● **Given exercise**
Every entry should be repeated exactly. Omit the pictures.

(Collected data entries)
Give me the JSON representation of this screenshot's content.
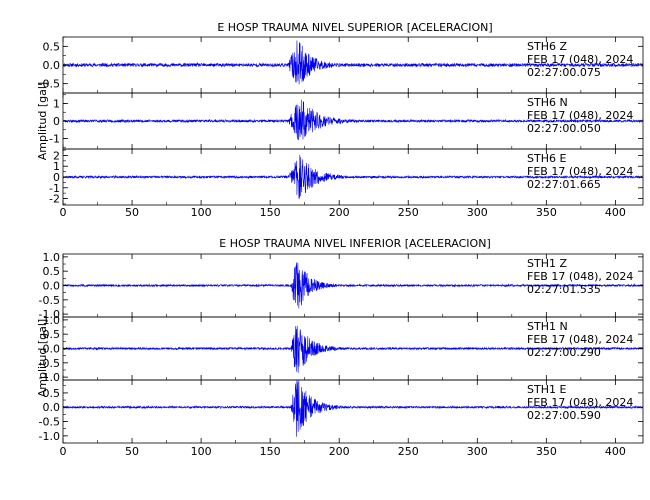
{
  "style": {
    "trace_color": "#0000ee",
    "axis_color": "#000000",
    "background": "#ffffff"
  },
  "chart_data": [
    {
      "type": "line",
      "title": "E HOSP TRAUMA NIVEL SUPERIOR [ACELERACION]",
      "ylabel": "Amplitud [gal]",
      "xlabel": "",
      "xlim": [
        0,
        420
      ],
      "xticks": [
        0,
        50,
        100,
        150,
        200,
        250,
        300,
        350,
        400
      ],
      "xtick_labels": [
        "0",
        "50",
        "100",
        "150",
        "200",
        "250",
        "300",
        "350",
        "400"
      ],
      "grid": false,
      "channels": [
        {
          "ylim": [
            -0.75,
            0.75
          ],
          "yticks": [
            -0.5,
            0.0,
            0.5
          ],
          "ytick_labels": [
            "-0.5",
            "0.0",
            "0.5"
          ],
          "station": "STH6",
          "component": "Z",
          "label_lines": [
            "STH6    Z",
            "FEB 17 (048), 2024",
            "02:27:00.075"
          ],
          "trace": {
            "noise": 0.045,
            "onset": 163,
            "peak_time": 170,
            "peak": 0.68,
            "decay": 9,
            "floor": 0.05,
            "seed": 11
          }
        },
        {
          "ylim": [
            -1.6,
            1.6
          ],
          "yticks": [
            -1,
            0,
            1
          ],
          "ytick_labels": [
            "-1",
            "0",
            "1"
          ],
          "station": "STH6",
          "component": "N",
          "label_lines": [
            "STH6    N",
            "FEB 17 (048), 2024",
            "02:27:00.050"
          ],
          "trace": {
            "noise": 0.07,
            "onset": 163,
            "peak_time": 172,
            "peak": 1.35,
            "decay": 12,
            "floor": 0.08,
            "seed": 23
          }
        },
        {
          "ylim": [
            -2.6,
            2.6
          ],
          "yticks": [
            -2,
            -1,
            0,
            1,
            2
          ],
          "ytick_labels": [
            "-2",
            "-1",
            "0",
            "1",
            "2"
          ],
          "station": "STH6",
          "component": "E",
          "label_lines": [
            "STH6    E",
            "FEB 17 (048), 2024",
            "02:27:01.665"
          ],
          "trace": {
            "noise": 0.1,
            "onset": 163,
            "peak_time": 171,
            "peak": 2.2,
            "decay": 11,
            "floor": 0.08,
            "seed": 37
          }
        }
      ]
    },
    {
      "type": "line",
      "title": "E HOSP TRAUMA NIVEL INFERIOR [ACELERACION]",
      "ylabel": "Amplitud  [gal]",
      "xlabel": "",
      "xlim": [
        0,
        420
      ],
      "xticks": [
        0,
        50,
        100,
        150,
        200,
        250,
        300,
        350,
        400
      ],
      "xtick_labels": [
        "0",
        "50",
        "100",
        "150",
        "200",
        "250",
        "300",
        "350",
        "400"
      ],
      "grid": false,
      "channels": [
        {
          "ylim": [
            -1.1,
            1.1
          ],
          "yticks": [
            -1.0,
            -0.5,
            0.0,
            0.5,
            1.0
          ],
          "ytick_labels": [
            "-1.0",
            "-0.5",
            "0.0",
            "0.5",
            "1.0"
          ],
          "station": "STH1",
          "component": "Z",
          "label_lines": [
            "STH1    Z",
            "FEB 17 (048), 2024",
            "02:27:01.535"
          ],
          "trace": {
            "noise": 0.035,
            "onset": 165,
            "peak_time": 169,
            "peak": 1.05,
            "decay": 8,
            "floor": 0.05,
            "seed": 51
          }
        },
        {
          "ylim": [
            -1.1,
            1.1
          ],
          "yticks": [
            -1.0,
            -0.5,
            0.0,
            0.5,
            1.0
          ],
          "ytick_labels": [
            "-1.0",
            "-0.5",
            "0.0",
            "0.5",
            "1.0"
          ],
          "station": "STH1",
          "component": "N",
          "label_lines": [
            "STH1    N",
            "FEB 17 (048), 2024",
            "02:27:00.290"
          ],
          "trace": {
            "noise": 0.035,
            "onset": 165,
            "peak_time": 169,
            "peak": 1.02,
            "decay": 9,
            "floor": 0.05,
            "seed": 67
          }
        },
        {
          "ylim": [
            -1.25,
            0.95
          ],
          "yticks": [
            -1.0,
            -0.5,
            0.0,
            0.5
          ],
          "ytick_labels": [
            "-1.0",
            "-0.5",
            "0.0",
            "0.5"
          ],
          "station": "STH1",
          "component": "E",
          "label_lines": [
            "STH1    E",
            "FEB 17 (048), 2024",
            "02:27:00.590"
          ],
          "trace": {
            "noise": 0.035,
            "onset": 165,
            "peak_time": 169,
            "peak": 1.15,
            "decay": 9,
            "floor": 0.05,
            "seed": 79
          }
        }
      ]
    }
  ]
}
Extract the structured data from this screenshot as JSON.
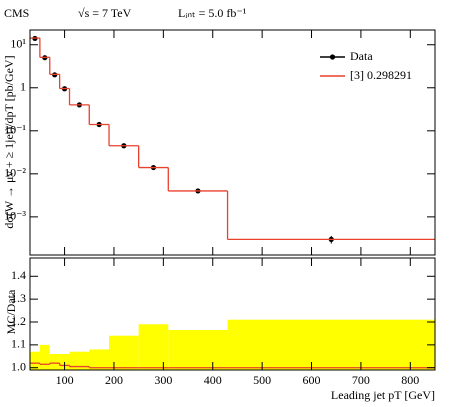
{
  "chart_data": [
    {
      "type": "histogram",
      "annotations": [
        "CMS",
        "√s = 7 TeV",
        "Lᵢₙₜ = 5.0 fb⁻¹"
      ],
      "ylabel": "dσ(W → μν + ≥ 1jet)/dpT [pb/GeV]",
      "bins": [
        30,
        50,
        70,
        90,
        110,
        150,
        190,
        250,
        310,
        430,
        850
      ],
      "series": [
        {
          "name": "Data",
          "color": "#000000",
          "style": "points",
          "values": [
            14,
            5,
            2,
            0.95,
            0.4,
            0.14,
            0.045,
            0.014,
            0.004,
            0.0003
          ],
          "errors": [
            0.5,
            0.2,
            0.08,
            0.04,
            0.015,
            0.006,
            0.002,
            0.0008,
            0.0003,
            6e-05
          ]
        },
        {
          "name": "[3] 0.298291",
          "color": "#e8412c",
          "style": "step",
          "values": [
            14.3,
            5.1,
            2.05,
            0.96,
            0.4,
            0.14,
            0.045,
            0.014,
            0.004,
            0.0003
          ]
        }
      ],
      "xlim": [
        30,
        850
      ],
      "xticks": [
        100,
        200,
        300,
        400,
        500,
        600,
        700,
        800
      ],
      "log_y": true,
      "ylim": [
        0.00013,
        22
      ],
      "yticks": [
        {
          "value": 10,
          "label": "10¹"
        },
        1,
        {
          "value": 0.1,
          "label": "10⁻¹"
        },
        {
          "value": 0.01,
          "label": "10⁻²"
        },
        {
          "value": 0.001,
          "label": "10⁻³"
        }
      ],
      "legend": "upper right"
    },
    {
      "type": "histogram",
      "ylabel": "MC/Data",
      "xlabel": "Leading jet pT [GeV]",
      "bins": [
        30,
        50,
        70,
        90,
        110,
        150,
        190,
        250,
        310,
        430,
        850
      ],
      "series": [
        {
          "color": "#ffff00",
          "style": "band",
          "values": [
            1.07,
            1.1,
            1.06,
            1.06,
            1.07,
            1.08,
            1.14,
            1.19,
            1.165,
            1.21
          ]
        },
        {
          "color": "#e8412c",
          "style": "step",
          "values": [
            1.02,
            1.015,
            1.02,
            1.01,
            1.005,
            1.0,
            1.0,
            1.0,
            1.0,
            1.0
          ]
        }
      ],
      "xlim": [
        30,
        850
      ],
      "xticks": [
        100,
        200,
        300,
        400,
        500,
        600,
        700,
        800
      ],
      "ylim": [
        0.99,
        1.48
      ],
      "yticks": [
        {
          "value": 1,
          "label": "1.0"
        },
        1.1,
        1.2,
        1.3,
        1.4
      ]
    }
  ]
}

● **Task answer**
Give me the JSON representation of this screenshot's content.
{
  "style": {
    "trace_color": "#0000ee",
    "axis_color": "#000000",
    "background": "#ffffff"
  },
  "chart_data": [
    {
      "type": "line",
      "title": "E HOSP TRAUMA NIVEL SUPERIOR [ACELERACION]",
      "ylabel": "Amplitud [gal]",
      "xlabel": "",
      "xlim": [
        0,
        420
      ],
      "xticks": [
        0,
        50,
        100,
        150,
        200,
        250,
        300,
        350,
        400
      ],
      "xtick_labels": [
        "0",
        "50",
        "100",
        "150",
        "200",
        "250",
        "300",
        "350",
        "400"
      ],
      "grid": false,
      "channels": [
        {
          "ylim": [
            -0.75,
            0.75
          ],
          "yticks": [
            -0.5,
            0.0,
            0.5
          ],
          "ytick_labels": [
            "-0.5",
            "0.0",
            "0.5"
          ],
          "station": "STH6",
          "component": "Z",
          "label_lines": [
            "STH6    Z",
            "FEB 17 (048), 2024",
            "02:27:00.075"
          ],
          "trace": {
            "noise": 0.045,
            "onset": 163,
            "peak_time": 170,
            "peak": 0.68,
            "decay": 9,
            "floor": 0.05,
            "seed": 11
          }
        },
        {
          "ylim": [
            -1.6,
            1.6
          ],
          "yticks": [
            -1,
            0,
            1
          ],
          "ytick_labels": [
            "-1",
            "0",
            "1"
          ],
          "station": "STH6",
          "component": "N",
          "label_lines": [
            "STH6    N",
            "FEB 17 (048), 2024",
            "02:27:00.050"
          ],
          "trace": {
            "noise": 0.07,
            "onset": 163,
            "peak_time": 172,
            "peak": 1.35,
            "decay": 12,
            "floor": 0.08,
            "seed": 23
          }
        },
        {
          "ylim": [
            -2.6,
            2.6
          ],
          "yticks": [
            -2,
            -1,
            0,
            1,
            2
          ],
          "ytick_labels": [
            "-2",
            "-1",
            "0",
            "1",
            "2"
          ],
          "station": "STH6",
          "component": "E",
          "label_lines": [
            "STH6    E",
            "FEB 17 (048), 2024",
            "02:27:01.665"
          ],
          "trace": {
            "noise": 0.1,
            "onset": 163,
            "peak_time": 171,
            "peak": 2.2,
            "decay": 11,
            "floor": 0.08,
            "seed": 37
          }
        }
      ]
    },
    {
      "type": "line",
      "title": "E HOSP TRAUMA NIVEL INFERIOR [ACELERACION]",
      "ylabel": "Amplitud  [gal]",
      "xlabel": "",
      "xlim": [
        0,
        420
      ],
      "xticks": [
        0,
        50,
        100,
        150,
        200,
        250,
        300,
        350,
        400
      ],
      "xtick_labels": [
        "0",
        "50",
        "100",
        "150",
        "200",
        "250",
        "300",
        "350",
        "400"
      ],
      "grid": false,
      "channels": [
        {
          "ylim": [
            -1.1,
            1.1
          ],
          "yticks": [
            -1.0,
            -0.5,
            0.0,
            0.5,
            1.0
          ],
          "ytick_labels": [
            "-1.0",
            "-0.5",
            "0.0",
            "0.5",
            "1.0"
          ],
          "station": "STH1",
          "component": "Z",
          "label_lines": [
            "STH1    Z",
            "FEB 17 (048), 2024",
            "02:27:01.535"
          ],
          "trace": {
            "noise": 0.035,
            "onset": 165,
            "peak_time": 169,
            "peak": 1.05,
            "decay": 8,
            "floor": 0.05,
            "seed": 51
          }
        },
        {
          "ylim": [
            -1.1,
            1.1
          ],
          "yticks": [
            -1.0,
            -0.5,
            0.0,
            0.5,
            1.0
          ],
          "ytick_labels": [
            "-1.0",
            "-0.5",
            "0.0",
            "0.5",
            "1.0"
          ],
          "station": "STH1",
          "component": "N",
          "label_lines": [
            "STH1    N",
            "FEB 17 (048), 2024",
            "02:27:00.290"
          ],
          "trace": {
            "noise": 0.035,
            "onset": 165,
            "peak_time": 169,
            "peak": 1.02,
            "decay": 9,
            "floor": 0.05,
            "seed": 67
          }
        },
        {
          "ylim": [
            -1.25,
            0.95
          ],
          "yticks": [
            -1.0,
            -0.5,
            0.0,
            0.5
          ],
          "ytick_labels": [
            "-1.0",
            "-0.5",
            "0.0",
            "0.5"
          ],
          "station": "STH1",
          "component": "E",
          "label_lines": [
            "STH1    E",
            "FEB 17 (048), 2024",
            "02:27:00.590"
          ],
          "trace": {
            "noise": 0.035,
            "onset": 165,
            "peak_time": 169,
            "peak": 1.15,
            "decay": 9,
            "floor": 0.05,
            "seed": 79
          }
        }
      ]
    }
  ]
}
Extract the structured data from this screenshot as JSON.
{
  "chart_data": [
    {
      "type": "histogram",
      "annotations": [
        "CMS",
        "√s = 7 TeV",
        "Lᵢₙₜ = 5.0 fb⁻¹"
      ],
      "ylabel": "dσ(W → μν + ≥ 1jet)/dpT [pb/GeV]",
      "bins": [
        30,
        50,
        70,
        90,
        110,
        150,
        190,
        250,
        310,
        430,
        850
      ],
      "series": [
        {
          "name": "Data",
          "color": "#000000",
          "style": "points",
          "values": [
            14,
            5,
            2,
            0.95,
            0.4,
            0.14,
            0.045,
            0.014,
            0.004,
            0.0003
          ],
          "errors": [
            0.5,
            0.2,
            0.08,
            0.04,
            0.015,
            0.006,
            0.002,
            0.0008,
            0.0003,
            6e-05
          ]
        },
        {
          "name": "[3] 0.298291",
          "color": "#e8412c",
          "style": "step",
          "values": [
            14.3,
            5.1,
            2.05,
            0.96,
            0.4,
            0.14,
            0.045,
            0.014,
            0.004,
            0.0003
          ]
        }
      ],
      "xlim": [
        30,
        850
      ],
      "xticks": [
        100,
        200,
        300,
        400,
        500,
        600,
        700,
        800
      ],
      "log_y": true,
      "ylim": [
        0.00013,
        22
      ],
      "yticks": [
        {
          "value": 10,
          "label": "10¹"
        },
        1,
        {
          "value": 0.1,
          "label": "10⁻¹"
        },
        {
          "value": 0.01,
          "label": "10⁻²"
        },
        {
          "value": 0.001,
          "label": "10⁻³"
        }
      ],
      "legend": "upper right"
    },
    {
      "type": "histogram",
      "ylabel": "MC/Data",
      "xlabel": "Leading jet pT [GeV]",
      "bins": [
        30,
        50,
        70,
        90,
        110,
        150,
        190,
        250,
        310,
        430,
        850
      ],
      "series": [
        {
          "color": "#ffff00",
          "style": "band",
          "values": [
            1.07,
            1.1,
            1.06,
            1.06,
            1.07,
            1.08,
            1.14,
            1.19,
            1.165,
            1.21
          ]
        },
        {
          "color": "#e8412c",
          "style": "step",
          "values": [
            1.02,
            1.015,
            1.02,
            1.01,
            1.005,
            1.0,
            1.0,
            1.0,
            1.0,
            1.0
          ]
        }
      ],
      "xlim": [
        30,
        850
      ],
      "xticks": [
        100,
        200,
        300,
        400,
        500,
        600,
        700,
        800
      ],
      "ylim": [
        0.99,
        1.48
      ],
      "yticks": [
        {
          "value": 1,
          "label": "1.0"
        },
        1.1,
        1.2,
        1.3,
        1.4
      ]
    }
  ]
}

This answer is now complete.